◆ Material to process ◆
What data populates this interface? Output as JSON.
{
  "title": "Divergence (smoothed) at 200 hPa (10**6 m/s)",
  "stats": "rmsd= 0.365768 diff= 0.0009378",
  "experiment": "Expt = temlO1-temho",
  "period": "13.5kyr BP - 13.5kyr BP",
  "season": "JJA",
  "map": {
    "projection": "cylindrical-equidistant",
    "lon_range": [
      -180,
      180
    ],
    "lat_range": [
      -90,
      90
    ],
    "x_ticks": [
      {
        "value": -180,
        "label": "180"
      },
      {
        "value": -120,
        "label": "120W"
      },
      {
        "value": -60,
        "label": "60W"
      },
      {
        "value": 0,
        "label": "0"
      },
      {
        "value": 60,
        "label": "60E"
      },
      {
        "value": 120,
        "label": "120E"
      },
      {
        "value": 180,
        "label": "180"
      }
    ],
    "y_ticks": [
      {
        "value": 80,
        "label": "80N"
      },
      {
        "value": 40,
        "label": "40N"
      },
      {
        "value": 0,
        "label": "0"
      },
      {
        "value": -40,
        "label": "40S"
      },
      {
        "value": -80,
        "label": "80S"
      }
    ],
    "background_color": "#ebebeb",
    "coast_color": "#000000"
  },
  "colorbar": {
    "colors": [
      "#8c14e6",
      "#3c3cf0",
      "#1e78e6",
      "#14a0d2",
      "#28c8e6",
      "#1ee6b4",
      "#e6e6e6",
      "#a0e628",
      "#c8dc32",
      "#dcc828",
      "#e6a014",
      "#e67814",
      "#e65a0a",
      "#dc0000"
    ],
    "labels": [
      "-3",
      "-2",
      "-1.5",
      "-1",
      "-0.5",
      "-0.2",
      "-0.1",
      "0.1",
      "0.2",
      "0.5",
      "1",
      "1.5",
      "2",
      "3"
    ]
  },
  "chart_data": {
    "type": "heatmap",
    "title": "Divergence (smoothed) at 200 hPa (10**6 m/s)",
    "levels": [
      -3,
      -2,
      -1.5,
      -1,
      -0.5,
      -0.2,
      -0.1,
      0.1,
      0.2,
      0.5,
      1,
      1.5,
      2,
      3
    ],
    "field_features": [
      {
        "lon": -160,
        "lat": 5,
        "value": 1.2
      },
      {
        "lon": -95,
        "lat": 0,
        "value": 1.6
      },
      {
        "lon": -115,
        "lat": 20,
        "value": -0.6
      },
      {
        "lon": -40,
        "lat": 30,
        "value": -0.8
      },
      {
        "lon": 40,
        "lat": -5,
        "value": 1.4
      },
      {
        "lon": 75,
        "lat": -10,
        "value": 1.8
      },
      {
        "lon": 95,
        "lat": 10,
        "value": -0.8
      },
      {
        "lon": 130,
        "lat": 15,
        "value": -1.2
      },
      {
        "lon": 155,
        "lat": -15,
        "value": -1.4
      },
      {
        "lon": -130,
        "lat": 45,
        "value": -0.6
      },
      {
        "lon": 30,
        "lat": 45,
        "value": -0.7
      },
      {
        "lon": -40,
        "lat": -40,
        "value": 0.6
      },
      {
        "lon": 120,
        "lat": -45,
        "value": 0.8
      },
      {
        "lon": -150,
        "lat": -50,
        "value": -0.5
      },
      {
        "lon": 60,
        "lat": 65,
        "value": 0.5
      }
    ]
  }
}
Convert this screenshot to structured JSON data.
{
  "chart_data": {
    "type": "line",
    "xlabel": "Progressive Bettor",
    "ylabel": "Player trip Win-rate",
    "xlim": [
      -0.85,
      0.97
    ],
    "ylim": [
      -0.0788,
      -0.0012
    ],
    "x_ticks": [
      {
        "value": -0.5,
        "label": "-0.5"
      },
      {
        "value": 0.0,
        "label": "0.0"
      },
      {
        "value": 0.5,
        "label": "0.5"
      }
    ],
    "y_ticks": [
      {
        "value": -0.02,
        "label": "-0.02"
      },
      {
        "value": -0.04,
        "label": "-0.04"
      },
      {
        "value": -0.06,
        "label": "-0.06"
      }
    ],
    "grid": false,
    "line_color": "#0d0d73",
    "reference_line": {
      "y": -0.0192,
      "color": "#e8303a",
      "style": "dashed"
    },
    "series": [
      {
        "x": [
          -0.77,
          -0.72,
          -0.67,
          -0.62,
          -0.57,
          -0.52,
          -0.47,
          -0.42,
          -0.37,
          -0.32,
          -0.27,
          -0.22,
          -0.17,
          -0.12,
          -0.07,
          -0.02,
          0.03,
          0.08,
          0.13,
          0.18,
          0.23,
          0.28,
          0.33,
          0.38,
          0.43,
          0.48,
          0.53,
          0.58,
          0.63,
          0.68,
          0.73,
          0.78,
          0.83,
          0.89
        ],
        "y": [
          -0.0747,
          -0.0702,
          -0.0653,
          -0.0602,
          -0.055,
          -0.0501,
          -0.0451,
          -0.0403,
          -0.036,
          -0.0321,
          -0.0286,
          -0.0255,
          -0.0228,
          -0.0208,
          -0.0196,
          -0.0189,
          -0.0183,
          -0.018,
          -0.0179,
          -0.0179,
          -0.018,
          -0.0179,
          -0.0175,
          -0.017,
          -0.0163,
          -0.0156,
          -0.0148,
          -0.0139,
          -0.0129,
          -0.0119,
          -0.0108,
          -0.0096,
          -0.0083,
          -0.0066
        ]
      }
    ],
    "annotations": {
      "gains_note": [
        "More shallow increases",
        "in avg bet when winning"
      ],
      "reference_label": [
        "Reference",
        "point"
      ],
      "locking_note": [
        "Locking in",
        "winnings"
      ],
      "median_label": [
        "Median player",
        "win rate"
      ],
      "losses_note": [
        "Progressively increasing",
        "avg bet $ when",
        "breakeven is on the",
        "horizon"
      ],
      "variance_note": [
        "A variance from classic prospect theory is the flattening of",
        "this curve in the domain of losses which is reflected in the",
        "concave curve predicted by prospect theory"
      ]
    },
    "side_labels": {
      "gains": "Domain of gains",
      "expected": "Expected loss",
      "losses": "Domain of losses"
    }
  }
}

◆ Goal of the exercise ◆
Find how many lines of the listing include the string "title" and give that number, nothing else.

◆ Result for this task ◆
2